── STORED RECORDS ──

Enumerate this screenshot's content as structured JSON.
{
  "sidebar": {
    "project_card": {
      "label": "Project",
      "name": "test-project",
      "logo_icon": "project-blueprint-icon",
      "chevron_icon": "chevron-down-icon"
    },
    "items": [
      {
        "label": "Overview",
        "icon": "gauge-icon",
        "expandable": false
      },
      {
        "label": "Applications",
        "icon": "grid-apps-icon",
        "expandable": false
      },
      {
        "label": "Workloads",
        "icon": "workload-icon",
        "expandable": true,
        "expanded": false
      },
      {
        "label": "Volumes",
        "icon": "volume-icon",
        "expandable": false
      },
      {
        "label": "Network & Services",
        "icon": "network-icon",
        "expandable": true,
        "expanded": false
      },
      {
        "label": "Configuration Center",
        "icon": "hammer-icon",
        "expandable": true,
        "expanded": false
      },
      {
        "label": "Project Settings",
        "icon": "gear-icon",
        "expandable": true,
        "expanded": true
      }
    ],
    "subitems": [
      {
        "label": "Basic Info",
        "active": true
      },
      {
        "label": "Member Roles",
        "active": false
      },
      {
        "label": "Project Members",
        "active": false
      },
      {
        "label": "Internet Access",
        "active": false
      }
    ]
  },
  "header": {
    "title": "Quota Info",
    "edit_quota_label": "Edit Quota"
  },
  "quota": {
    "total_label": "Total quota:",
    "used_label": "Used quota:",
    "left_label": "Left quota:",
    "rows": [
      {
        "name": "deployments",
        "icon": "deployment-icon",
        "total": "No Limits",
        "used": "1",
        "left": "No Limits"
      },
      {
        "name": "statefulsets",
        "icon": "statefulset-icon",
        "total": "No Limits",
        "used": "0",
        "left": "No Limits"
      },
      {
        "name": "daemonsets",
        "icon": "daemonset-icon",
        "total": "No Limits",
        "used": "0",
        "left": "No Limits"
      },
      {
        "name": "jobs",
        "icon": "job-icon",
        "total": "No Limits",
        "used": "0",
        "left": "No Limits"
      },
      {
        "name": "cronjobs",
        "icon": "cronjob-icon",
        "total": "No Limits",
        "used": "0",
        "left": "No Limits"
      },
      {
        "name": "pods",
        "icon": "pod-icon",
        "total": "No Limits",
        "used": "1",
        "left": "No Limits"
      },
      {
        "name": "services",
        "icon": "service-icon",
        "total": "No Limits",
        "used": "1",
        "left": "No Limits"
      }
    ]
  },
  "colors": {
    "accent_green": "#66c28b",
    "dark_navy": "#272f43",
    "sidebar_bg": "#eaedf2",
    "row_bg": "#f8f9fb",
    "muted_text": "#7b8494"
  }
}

───

From the records above, extract each line exactly as shown.

> FULL OUTPUT:
Enumerate this screenshot's content as structured JSON.
{
  "sidebar": {
    "project_card": {
      "label": "Project",
      "name": "test-project",
      "logo_icon": "project-blueprint-icon",
      "chevron_icon": "chevron-down-icon"
    },
    "items": [
      {
        "label": "Overview",
        "icon": "gauge-icon",
        "expandable": false
      },
      {
        "label": "Applications",
        "icon": "grid-apps-icon",
        "expandable": false
      },
      {
        "label": "Workloads",
        "icon": "workload-icon",
        "expandable": true,
        "expanded": false
      },
      {
        "label": "Volumes",
        "icon": "volume-icon",
        "expandable": false
      },
      {
        "label": "Network & Services",
        "icon": "network-icon",
        "expandable": true,
        "expanded": false
      },
      {
        "label": "Configuration Center",
        "icon": "hammer-icon",
        "expandable": true,
        "expanded": false
      },
      {
        "label": "Project Settings",
        "icon": "gear-icon",
        "expandable": true,
        "expanded": true
      }
    ],
    "subitems": [
      {
        "label": "Basic Info",
        "active": true
      },
      {
        "label": "Member Roles",
        "active": false
      },
      {
        "label": "Project Members",
        "active": false
      },
      {
        "label": "Internet Access",
        "active": false
      }
    ]
  },
  "header": {
    "title": "Quota Info",
    "edit_quota_label": "Edit Quota"
  },
  "quota": {
    "total_label": "Total quota:",
    "used_label": "Used quota:",
    "left_label": "Left quota:",
    "rows": [
      {
        "name": "deployments",
        "icon": "deployment-icon",
        "total": "No Limits",
        "used": "1",
        "left": "No Limits"
      },
      {
        "name": "statefulsets",
        "icon": "statefulset-icon",
        "total": "No Limits",
        "used": "0",
        "left": "No Limits"
      },
      {
        "name": "daemonsets",
        "icon": "daemonset-icon",
        "total": "No Limits",
        "used": "0",
        "left": "No Limits"
      },
      {
        "name": "jobs",
        "icon": "job-icon",
        "total": "No Limits",
        "used": "0",
        "left": "No Limits"
      },
      {
        "name": "cronjobs",
        "icon": "cronjob-icon",
        "total": "No Limits",
        "used": "0",
        "left": "No Limits"
      },
      {
        "name": "pods",
        "icon": "pod-icon",
        "total": "No Limits",
        "used": "1",
        "left": "No Limits"
      },
      {
        "name": "services",
        "icon": "service-icon",
        "total": "No Limits",
        "used": "1",
        "left": "No Limits"
      }
    ]
  },
  "colors": {
    "accent_green": "#66c28b",
    "dark_navy": "#272f43",
    "sidebar_bg": "#eaedf2",
    "row_bg": "#f8f9fb",
    "muted_text": "#7b8494"
  }
}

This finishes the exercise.